Records from a collection:

------------------------------------------------------------------------

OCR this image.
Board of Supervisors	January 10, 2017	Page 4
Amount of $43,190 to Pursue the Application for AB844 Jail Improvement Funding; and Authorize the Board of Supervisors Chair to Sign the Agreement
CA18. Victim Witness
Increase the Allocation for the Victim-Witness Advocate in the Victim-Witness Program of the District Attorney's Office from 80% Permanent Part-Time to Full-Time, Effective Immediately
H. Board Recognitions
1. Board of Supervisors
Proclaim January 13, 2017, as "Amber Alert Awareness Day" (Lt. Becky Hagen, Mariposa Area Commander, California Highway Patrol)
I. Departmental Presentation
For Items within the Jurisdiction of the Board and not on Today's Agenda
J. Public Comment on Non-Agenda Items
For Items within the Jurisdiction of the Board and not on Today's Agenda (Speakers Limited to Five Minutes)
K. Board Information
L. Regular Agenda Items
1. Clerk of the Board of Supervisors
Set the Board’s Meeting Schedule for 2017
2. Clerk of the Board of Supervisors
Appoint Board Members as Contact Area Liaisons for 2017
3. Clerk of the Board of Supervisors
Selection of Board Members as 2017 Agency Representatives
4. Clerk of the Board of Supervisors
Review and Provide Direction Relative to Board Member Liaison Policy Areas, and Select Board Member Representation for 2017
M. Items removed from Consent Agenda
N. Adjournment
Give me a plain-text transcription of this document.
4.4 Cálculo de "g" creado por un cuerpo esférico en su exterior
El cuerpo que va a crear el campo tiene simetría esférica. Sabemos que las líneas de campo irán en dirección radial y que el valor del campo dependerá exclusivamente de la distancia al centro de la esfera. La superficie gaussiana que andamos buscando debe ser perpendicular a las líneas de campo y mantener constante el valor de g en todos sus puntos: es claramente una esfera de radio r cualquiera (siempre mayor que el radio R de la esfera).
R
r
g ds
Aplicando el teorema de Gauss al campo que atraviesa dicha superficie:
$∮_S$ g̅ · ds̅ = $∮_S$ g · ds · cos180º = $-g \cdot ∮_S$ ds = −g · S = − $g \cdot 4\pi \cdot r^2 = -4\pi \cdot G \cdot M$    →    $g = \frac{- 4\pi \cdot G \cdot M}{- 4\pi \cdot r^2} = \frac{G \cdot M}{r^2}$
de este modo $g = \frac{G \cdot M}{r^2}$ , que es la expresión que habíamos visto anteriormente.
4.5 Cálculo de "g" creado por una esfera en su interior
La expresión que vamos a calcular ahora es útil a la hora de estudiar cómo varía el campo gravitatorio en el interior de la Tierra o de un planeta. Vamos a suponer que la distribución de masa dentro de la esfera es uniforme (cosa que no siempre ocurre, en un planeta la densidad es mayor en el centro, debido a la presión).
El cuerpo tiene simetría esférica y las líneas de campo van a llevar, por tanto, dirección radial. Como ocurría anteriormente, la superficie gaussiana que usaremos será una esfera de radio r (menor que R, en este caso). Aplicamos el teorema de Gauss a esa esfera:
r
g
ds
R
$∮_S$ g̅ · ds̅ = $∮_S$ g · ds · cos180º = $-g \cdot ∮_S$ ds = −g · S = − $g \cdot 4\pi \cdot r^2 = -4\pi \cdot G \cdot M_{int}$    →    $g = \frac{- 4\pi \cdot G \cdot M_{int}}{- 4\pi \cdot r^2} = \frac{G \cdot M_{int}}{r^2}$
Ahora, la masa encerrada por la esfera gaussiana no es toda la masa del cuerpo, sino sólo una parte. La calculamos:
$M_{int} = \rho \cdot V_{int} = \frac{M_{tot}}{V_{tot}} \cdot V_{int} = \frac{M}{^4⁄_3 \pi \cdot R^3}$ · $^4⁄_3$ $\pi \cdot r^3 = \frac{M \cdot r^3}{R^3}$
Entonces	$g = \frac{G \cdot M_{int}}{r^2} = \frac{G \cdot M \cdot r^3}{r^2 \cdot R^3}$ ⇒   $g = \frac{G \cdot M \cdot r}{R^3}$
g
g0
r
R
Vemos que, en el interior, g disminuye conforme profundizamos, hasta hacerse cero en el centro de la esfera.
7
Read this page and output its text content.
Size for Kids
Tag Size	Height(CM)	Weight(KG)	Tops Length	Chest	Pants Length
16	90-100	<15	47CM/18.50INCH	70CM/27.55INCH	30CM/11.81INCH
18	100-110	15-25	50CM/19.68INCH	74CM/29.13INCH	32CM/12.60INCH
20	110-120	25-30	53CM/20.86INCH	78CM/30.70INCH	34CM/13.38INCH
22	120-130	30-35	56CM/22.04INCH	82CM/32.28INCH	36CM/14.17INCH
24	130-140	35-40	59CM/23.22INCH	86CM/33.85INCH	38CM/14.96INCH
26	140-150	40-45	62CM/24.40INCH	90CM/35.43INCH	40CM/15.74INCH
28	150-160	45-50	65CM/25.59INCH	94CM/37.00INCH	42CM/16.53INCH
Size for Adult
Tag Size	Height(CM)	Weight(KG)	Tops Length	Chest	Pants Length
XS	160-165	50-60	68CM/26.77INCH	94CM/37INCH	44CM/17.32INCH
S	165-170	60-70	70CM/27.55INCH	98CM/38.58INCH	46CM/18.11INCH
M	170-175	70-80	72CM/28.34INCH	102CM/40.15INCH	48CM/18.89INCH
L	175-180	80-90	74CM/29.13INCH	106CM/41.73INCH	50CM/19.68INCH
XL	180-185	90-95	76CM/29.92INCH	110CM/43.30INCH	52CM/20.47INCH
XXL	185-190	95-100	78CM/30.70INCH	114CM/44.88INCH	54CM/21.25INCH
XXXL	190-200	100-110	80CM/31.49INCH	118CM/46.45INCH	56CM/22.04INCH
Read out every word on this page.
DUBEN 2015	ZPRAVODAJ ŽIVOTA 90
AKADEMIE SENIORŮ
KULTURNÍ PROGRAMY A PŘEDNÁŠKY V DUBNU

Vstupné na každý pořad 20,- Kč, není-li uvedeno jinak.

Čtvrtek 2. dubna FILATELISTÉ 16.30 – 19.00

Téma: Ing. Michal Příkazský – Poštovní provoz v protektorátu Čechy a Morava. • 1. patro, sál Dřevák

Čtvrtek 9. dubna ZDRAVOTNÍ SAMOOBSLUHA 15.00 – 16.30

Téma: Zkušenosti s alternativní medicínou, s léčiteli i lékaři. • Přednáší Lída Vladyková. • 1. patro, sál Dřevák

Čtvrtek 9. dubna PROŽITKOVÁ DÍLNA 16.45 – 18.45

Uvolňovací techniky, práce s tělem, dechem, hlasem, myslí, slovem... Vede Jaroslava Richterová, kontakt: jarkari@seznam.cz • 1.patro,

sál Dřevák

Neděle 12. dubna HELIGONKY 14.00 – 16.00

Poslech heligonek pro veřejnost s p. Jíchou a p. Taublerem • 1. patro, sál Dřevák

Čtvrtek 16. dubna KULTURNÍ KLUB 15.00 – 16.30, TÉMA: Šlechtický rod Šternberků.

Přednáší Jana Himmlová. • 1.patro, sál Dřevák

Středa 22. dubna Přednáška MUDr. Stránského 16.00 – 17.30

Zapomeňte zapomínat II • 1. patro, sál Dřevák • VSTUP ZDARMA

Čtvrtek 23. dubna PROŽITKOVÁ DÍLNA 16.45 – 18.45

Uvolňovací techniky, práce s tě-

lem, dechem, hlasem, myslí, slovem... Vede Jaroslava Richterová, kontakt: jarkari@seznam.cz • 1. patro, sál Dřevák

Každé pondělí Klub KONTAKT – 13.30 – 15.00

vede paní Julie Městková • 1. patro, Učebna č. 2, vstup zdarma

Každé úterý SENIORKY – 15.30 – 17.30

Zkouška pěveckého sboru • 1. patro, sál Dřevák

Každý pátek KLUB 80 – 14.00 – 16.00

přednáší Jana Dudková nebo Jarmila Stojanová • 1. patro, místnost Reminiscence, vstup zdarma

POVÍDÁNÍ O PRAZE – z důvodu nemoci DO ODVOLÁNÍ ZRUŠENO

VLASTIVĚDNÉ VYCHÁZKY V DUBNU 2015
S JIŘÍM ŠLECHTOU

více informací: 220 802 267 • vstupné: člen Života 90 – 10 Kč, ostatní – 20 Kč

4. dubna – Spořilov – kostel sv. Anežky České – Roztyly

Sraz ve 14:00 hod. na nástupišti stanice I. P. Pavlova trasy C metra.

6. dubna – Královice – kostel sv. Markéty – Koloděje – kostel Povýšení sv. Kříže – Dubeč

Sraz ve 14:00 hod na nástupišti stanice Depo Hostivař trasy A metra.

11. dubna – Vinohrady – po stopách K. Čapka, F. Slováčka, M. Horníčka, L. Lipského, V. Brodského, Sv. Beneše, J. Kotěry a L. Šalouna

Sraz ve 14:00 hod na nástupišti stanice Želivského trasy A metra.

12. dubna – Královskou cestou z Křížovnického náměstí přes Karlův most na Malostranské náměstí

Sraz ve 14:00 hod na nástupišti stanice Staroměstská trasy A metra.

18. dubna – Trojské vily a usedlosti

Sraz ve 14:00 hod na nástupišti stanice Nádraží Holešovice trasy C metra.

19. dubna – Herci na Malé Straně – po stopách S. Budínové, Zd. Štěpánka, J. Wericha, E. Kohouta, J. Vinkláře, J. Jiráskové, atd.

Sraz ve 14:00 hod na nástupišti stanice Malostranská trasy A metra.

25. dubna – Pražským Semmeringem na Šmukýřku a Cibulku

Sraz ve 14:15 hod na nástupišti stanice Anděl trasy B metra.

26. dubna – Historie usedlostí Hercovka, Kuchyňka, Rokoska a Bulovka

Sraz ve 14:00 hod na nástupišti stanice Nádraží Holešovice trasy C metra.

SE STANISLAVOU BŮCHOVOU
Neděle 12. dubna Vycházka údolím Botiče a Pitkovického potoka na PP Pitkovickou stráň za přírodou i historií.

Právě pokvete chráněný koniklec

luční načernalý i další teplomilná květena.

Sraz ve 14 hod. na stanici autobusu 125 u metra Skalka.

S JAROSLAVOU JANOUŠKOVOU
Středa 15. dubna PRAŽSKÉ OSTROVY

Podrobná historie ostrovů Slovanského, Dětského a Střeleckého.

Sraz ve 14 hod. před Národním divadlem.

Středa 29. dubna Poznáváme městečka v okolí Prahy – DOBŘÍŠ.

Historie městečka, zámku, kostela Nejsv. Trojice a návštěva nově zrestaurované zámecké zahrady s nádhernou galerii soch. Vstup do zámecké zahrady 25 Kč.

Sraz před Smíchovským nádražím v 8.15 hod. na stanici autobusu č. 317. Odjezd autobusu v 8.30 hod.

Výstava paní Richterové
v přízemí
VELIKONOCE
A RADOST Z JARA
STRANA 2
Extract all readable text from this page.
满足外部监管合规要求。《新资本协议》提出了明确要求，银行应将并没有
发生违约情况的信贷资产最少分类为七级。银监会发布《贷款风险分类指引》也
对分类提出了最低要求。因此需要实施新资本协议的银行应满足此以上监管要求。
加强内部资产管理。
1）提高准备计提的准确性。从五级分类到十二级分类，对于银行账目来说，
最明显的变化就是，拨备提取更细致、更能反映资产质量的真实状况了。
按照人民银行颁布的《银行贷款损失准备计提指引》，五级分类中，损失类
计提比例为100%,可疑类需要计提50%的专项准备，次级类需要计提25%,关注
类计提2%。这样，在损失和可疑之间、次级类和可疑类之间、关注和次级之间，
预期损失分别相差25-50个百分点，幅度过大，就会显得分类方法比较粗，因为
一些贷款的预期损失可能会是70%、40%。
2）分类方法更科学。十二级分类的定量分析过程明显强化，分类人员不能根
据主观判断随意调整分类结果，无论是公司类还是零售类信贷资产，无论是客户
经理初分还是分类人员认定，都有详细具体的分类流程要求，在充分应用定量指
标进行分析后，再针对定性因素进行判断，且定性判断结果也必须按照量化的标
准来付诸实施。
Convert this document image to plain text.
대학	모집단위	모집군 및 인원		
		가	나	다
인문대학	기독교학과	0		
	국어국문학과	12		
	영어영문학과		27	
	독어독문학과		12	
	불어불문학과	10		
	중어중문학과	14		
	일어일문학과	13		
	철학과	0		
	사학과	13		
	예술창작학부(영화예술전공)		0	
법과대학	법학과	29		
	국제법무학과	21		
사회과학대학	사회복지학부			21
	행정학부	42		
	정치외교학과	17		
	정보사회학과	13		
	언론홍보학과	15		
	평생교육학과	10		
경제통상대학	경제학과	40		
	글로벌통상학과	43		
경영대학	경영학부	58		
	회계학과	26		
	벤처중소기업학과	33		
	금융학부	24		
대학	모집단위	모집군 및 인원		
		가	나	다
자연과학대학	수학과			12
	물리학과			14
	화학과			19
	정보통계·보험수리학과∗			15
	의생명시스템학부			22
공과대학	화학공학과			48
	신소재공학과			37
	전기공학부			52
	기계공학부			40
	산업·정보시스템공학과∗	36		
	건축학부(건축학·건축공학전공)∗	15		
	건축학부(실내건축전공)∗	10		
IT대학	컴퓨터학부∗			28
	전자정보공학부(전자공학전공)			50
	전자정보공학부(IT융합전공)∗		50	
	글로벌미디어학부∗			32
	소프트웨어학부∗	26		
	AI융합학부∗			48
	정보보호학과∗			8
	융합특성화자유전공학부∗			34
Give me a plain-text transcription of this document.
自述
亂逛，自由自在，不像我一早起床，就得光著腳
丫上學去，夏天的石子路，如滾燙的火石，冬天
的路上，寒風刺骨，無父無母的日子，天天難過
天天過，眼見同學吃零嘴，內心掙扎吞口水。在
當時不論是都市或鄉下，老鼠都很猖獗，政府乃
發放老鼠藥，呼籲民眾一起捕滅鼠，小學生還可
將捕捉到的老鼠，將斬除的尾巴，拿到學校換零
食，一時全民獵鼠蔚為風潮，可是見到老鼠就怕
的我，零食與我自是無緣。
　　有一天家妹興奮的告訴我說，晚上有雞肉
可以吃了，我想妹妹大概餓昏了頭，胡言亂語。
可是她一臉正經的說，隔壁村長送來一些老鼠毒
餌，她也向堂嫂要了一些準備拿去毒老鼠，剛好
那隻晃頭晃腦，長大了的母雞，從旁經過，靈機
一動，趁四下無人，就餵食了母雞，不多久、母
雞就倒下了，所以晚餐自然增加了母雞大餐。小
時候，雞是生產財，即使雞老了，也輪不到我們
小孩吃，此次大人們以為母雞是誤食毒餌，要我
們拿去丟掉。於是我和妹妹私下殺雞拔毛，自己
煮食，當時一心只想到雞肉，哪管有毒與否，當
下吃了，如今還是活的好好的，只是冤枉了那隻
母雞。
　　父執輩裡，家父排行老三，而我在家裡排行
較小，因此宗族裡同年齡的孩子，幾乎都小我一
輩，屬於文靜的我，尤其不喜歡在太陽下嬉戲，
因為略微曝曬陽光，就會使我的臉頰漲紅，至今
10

------------------------------------------------------------------------

In the records above, find each line with the word "hlasem" and copy it.

Uvolňovací techniky, práce s tělem, dechem, hlasem, myslí, slovem... Vede Jaroslava Richterová, kontakt: jarkari@seznam.cz • 1.patro,
lem, dechem, hlasem, myslí, slovem... Vede Jaroslava Richterová, kontakt: jarkari@seznam.cz • 1. patro, sál Dřevák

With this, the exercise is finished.